◆ Exercise directions ◆
Find every line in the records below that holds the word "примерно" and copy it.

◆ The records ◆
┌────────

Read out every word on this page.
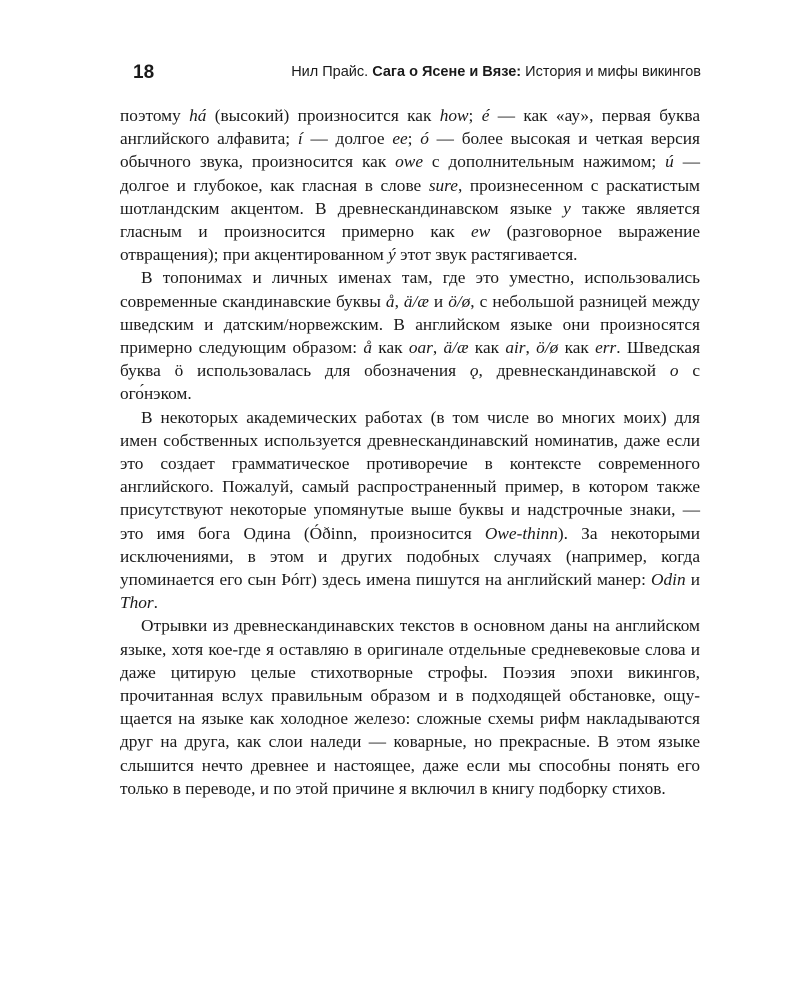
18	Нил Прайс. Сага о Ясене и Вязе: История и мифы викингов

поэтому há (высокий) произносится как how; é — как «ау», первая буква английского алфавита; í — долгое ee; ó — более высокая и четкая версия обычного звука, произносится как owe с дополнительным нажимом; ú — долгое и глубокое, как гласная в слове sure, произнесенном с раскатистым шотландским акцентом. В древнескандинавском языке y также является гласным и произносится примерно как ew (разговорное выражение отвращения); при акцентированном ý этот звук растягивается.

В топонимах и личных именах там, где это уместно, использовались современные скандинавские буквы å, ä/æ и ö/ø, с небольшой разницей между шведским и датским/норвежским. В английском языке они произносятся примерно следующим образом: å как oar, ä/æ как air, ö/ø как err. Шведская буква ö использовалась для обозначения ǫ, древнескандинавской o с ого́нэком.

В некоторых академических работах (в том числе во многих моих) для имен собственных используется древнескандинавский номинатив, даже если это создает грамматическое противоречие в контексте современного английского. Пожалуй, самый распространенный пример, в котором также присутствуют некоторые упомянутые выше буквы и надстрочные знаки, — это имя бога Одина (Óðinn, произносится Owe-thinn). За некоторыми исключениями, в этом и других подобных случаях (например, когда упоминается его сын Þórr) здесь имена пишутся на английский манер: Odin и Thor.

Отрывки из древнескандинавских текстов в основном даны на английском языке, хотя кое-где я оставляю в оригинале отдельные средневековые слова и даже цитирую целые стихотворные строфы. Поэзия эпохи викингов, прочитанная вслух правильным образом и в подходящей обстановке, ощущается на языке как холодное железо: сложные схемы рифм накладываются друг на друга, как слои наледи — коварные, но прекрасные. В этом языке слышится нечто древнее и настоящее, даже если мы способны понять его только в переводе, и по этой причине я включил в книгу подборку стихов.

└────────

◆ Response to this exercise ◆
поэтому há (высокий) произносится как how; é — как «ау», первая буква английского алфавита; í — долгое ee; ó — более высокая и четкая версия обычного звука, произносится как owe с дополнительным нажимом; ú — долгое и глубокое, как гласная в слове sure, произнесенном с раскатистым шотландским акцентом. В древнескандинавском языке y также является гласным и произносится примерно как ew (разговорное выражение отвращения); при акцентированном ý этот звук растягивается.
В топонимах и личных именах там, где это уместно, использовались современные скандинавские буквы å, ä/æ и ö/ø, с небольшой разницей между шведским и датским/норвежским. В английском языке они произносятся примерно следующим образом: å как oar, ä/æ как air, ö/ø как err. Шведская буква ö использовалась для обозначения ǫ, древнескандинавской o с ого́нэком.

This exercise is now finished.